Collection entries
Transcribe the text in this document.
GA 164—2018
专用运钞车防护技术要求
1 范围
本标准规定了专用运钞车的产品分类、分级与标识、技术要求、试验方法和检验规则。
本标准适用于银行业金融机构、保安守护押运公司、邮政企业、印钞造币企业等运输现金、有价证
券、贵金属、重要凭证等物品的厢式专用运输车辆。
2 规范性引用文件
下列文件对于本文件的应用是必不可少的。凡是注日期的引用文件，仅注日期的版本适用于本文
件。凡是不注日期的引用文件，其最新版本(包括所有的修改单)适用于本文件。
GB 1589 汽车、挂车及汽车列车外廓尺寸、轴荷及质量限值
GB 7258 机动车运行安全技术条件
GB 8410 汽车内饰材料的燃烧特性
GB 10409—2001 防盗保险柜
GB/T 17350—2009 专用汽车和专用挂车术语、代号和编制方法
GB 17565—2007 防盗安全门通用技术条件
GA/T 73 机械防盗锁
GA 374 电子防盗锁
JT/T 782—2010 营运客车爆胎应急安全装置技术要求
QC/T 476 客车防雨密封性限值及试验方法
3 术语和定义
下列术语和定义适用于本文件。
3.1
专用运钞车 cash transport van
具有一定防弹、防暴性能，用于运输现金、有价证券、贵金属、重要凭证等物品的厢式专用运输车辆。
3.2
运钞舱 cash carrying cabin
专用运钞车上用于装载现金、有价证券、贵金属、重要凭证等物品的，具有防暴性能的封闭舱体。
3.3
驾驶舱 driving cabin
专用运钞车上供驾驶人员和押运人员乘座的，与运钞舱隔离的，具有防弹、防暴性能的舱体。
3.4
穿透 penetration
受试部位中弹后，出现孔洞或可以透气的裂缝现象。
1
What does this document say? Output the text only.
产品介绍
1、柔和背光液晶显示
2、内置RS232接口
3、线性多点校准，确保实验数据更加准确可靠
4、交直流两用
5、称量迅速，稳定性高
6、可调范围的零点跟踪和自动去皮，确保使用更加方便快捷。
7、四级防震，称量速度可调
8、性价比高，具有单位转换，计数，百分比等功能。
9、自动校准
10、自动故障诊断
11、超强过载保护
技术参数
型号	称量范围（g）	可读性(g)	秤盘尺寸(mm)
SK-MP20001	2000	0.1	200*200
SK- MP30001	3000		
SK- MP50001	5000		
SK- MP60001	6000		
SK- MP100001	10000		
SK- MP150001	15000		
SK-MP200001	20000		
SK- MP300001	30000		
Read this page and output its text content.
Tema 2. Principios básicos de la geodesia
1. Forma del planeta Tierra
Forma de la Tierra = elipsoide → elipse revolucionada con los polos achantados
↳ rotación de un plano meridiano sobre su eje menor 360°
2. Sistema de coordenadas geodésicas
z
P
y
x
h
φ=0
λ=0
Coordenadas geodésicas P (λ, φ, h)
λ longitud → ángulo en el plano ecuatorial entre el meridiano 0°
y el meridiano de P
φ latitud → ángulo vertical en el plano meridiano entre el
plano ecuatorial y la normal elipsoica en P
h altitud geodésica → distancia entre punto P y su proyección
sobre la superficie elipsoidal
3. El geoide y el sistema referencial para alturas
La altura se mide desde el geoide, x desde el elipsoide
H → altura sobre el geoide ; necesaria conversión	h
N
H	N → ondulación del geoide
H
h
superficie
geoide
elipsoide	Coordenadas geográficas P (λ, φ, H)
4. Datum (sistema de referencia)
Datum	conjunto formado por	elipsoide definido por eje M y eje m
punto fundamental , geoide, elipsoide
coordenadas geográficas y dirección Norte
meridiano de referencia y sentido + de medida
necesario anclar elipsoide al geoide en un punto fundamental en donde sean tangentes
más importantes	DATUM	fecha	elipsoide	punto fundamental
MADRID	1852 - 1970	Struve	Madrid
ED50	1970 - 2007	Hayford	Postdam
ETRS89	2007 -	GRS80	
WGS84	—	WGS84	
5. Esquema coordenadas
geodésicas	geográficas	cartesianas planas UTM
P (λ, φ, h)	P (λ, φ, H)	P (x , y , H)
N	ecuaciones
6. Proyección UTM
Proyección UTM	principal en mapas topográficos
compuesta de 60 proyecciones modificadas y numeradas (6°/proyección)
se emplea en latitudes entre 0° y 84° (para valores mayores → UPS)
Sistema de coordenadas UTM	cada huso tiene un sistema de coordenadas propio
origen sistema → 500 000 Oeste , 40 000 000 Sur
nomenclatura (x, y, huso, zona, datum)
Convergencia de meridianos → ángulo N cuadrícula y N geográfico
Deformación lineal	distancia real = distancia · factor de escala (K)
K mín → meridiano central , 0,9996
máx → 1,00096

Problem details | Every entry must be output again, exactly as written above.

Response to this task |
Transcribe the text in this document.
GA 164—2018
专用运钞车防护技术要求
1 范围
本标准规定了专用运钞车的产品分类、分级与标识、技术要求、试验方法和检验规则。
本标准适用于银行业金融机构、保安守护押运公司、邮政企业、印钞造币企业等运输现金、有价证
券、贵金属、重要凭证等物品的厢式专用运输车辆。
2 规范性引用文件
下列文件对于本文件的应用是必不可少的。凡是注日期的引用文件，仅注日期的版本适用于本文
件。凡是不注日期的引用文件，其最新版本(包括所有的修改单)适用于本文件。
GB 1589 汽车、挂车及汽车列车外廓尺寸、轴荷及质量限值
GB 7258 机动车运行安全技术条件
GB 8410 汽车内饰材料的燃烧特性
GB 10409—2001 防盗保险柜
GB/T 17350—2009 专用汽车和专用挂车术语、代号和编制方法
GB 17565—2007 防盗安全门通用技术条件
GA/T 73 机械防盗锁
GA 374 电子防盗锁
JT/T 782—2010 营运客车爆胎应急安全装置技术要求
QC/T 476 客车防雨密封性限值及试验方法
3 术语和定义
下列术语和定义适用于本文件。
3.1
专用运钞车 cash transport van
具有一定防弹、防暴性能，用于运输现金、有价证券、贵金属、重要凭证等物品的厢式专用运输车辆。
3.2
运钞舱 cash carrying cabin
专用运钞车上用于装载现金、有价证券、贵金属、重要凭证等物品的，具有防暴性能的封闭舱体。
3.3
驾驶舱 driving cabin
专用运钞车上供驾驶人员和押运人员乘座的，与运钞舱隔离的，具有防弹、防暴性能的舱体。
3.4
穿透 penetration
受试部位中弹后，出现孔洞或可以透气的裂缝现象。
1
What does this document say? Output the text only.
产品介绍
1、柔和背光液晶显示
2、内置RS232接口
3、线性多点校准，确保实验数据更加准确可靠
4、交直流两用
5、称量迅速，稳定性高
6、可调范围的零点跟踪和自动去皮，确保使用更加方便快捷。
7、四级防震，称量速度可调
8、性价比高，具有单位转换，计数，百分比等功能。
9、自动校准
10、自动故障诊断
11、超强过载保护
技术参数
型号	称量范围（g）	可读性(g)	秤盘尺寸(mm)
SK-MP20001	2000	0.1	200*200
SK- MP30001	3000		
SK- MP50001	5000		
SK- MP60001	6000		
SK- MP100001	10000		
SK- MP150001	15000		
SK-MP200001	20000		
SK- MP300001	30000		
Read this page and output its text content.
Tema 2. Principios básicos de la geodesia
1. Forma del planeta Tierra
Forma de la Tierra = elipsoide → elipse revolucionada con los polos achantados
↳ rotación de un plano meridiano sobre su eje menor 360°
2. Sistema de coordenadas geodésicas
z
P
y
x
h
φ=0
λ=0
Coordenadas geodésicas P (λ, φ, h)
λ longitud → ángulo en el plano ecuatorial entre el meridiano 0°
y el meridiano de P
φ latitud → ángulo vertical en el plano meridiano entre el
plano ecuatorial y la normal elipsoica en P
h altitud geodésica → distancia entre punto P y su proyección
sobre la superficie elipsoidal
3. El geoide y el sistema referencial para alturas
La altura se mide desde el geoide, x desde el elipsoide
H → altura sobre el geoide ; necesaria conversión	h
N
H	N → ondulación del geoide
H
h
superficie
geoide
elipsoide	Coordenadas geográficas P (λ, φ, H)
4. Datum (sistema de referencia)
Datum	conjunto formado por	elipsoide definido por eje M y eje m
punto fundamental , geoide, elipsoide
coordenadas geográficas y dirección Norte
meridiano de referencia y sentido + de medida
necesario anclar elipsoide al geoide en un punto fundamental en donde sean tangentes
más importantes	DATUM	fecha	elipsoide	punto fundamental
MADRID	1852 - 1970	Struve	Madrid
ED50	1970 - 2007	Hayford	Postdam
ETRS89	2007 -	GRS80	
WGS84	—	WGS84	
5. Esquema coordenadas
geodésicas	geográficas	cartesianas planas UTM
P (λ, φ, h)	P (λ, φ, H)	P (x , y , H)
N	ecuaciones
6. Proyección UTM
Proyección UTM	principal en mapas topográficos
compuesta de 60 proyecciones modificadas y numeradas (6°/proyección)
se emplea en latitudes entre 0° y 84° (para valores mayores → UPS)
Sistema de coordenadas UTM	cada huso tiene un sistema de coordenadas propio
origen sistema → 500 000 Oeste , 40 000 000 Sur
nomenclatura (x, y, huso, zona, datum)
Convergencia de meridianos → ángulo N cuadrícula y N geográfico
Deformación lineal	distancia real = distancia · factor de escala (K)
K mín → meridiano central , 0,9996
máx → 1,00096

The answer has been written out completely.